-- Start --

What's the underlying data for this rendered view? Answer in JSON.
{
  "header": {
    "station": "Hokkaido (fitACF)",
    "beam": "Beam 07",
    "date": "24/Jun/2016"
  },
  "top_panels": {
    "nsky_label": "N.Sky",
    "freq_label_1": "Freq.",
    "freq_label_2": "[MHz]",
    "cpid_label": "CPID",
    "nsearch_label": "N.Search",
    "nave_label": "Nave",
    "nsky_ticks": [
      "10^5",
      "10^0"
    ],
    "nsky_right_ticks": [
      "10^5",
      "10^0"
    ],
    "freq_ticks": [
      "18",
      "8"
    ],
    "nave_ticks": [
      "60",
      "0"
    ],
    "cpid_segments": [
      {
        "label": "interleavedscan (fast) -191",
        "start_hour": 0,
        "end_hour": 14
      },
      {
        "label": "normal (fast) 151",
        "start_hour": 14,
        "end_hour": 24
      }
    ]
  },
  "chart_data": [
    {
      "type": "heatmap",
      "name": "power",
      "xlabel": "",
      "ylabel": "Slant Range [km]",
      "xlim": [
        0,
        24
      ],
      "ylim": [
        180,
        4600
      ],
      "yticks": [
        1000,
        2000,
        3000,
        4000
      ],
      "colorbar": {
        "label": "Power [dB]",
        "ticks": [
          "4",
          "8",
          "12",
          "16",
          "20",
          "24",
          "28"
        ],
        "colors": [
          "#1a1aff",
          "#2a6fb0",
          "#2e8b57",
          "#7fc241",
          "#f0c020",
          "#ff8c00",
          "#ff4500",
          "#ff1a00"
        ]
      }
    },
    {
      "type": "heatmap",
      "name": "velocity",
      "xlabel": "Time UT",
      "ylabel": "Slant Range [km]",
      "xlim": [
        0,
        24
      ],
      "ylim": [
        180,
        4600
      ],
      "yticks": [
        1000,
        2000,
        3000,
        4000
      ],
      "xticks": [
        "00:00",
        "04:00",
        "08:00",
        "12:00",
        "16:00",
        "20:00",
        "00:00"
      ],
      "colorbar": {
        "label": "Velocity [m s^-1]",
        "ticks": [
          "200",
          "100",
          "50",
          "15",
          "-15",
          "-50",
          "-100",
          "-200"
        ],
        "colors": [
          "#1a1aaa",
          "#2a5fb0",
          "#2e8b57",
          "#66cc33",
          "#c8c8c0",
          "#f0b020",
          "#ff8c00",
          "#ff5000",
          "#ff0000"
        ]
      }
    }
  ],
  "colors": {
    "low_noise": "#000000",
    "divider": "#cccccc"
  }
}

-- End --

→ **Description of the task**
Where a line above contains the string "fast", copy that line.

→ **Final result**
        "label": "interleavedscan (fast) -191",
        "label": "normal (fast) 151",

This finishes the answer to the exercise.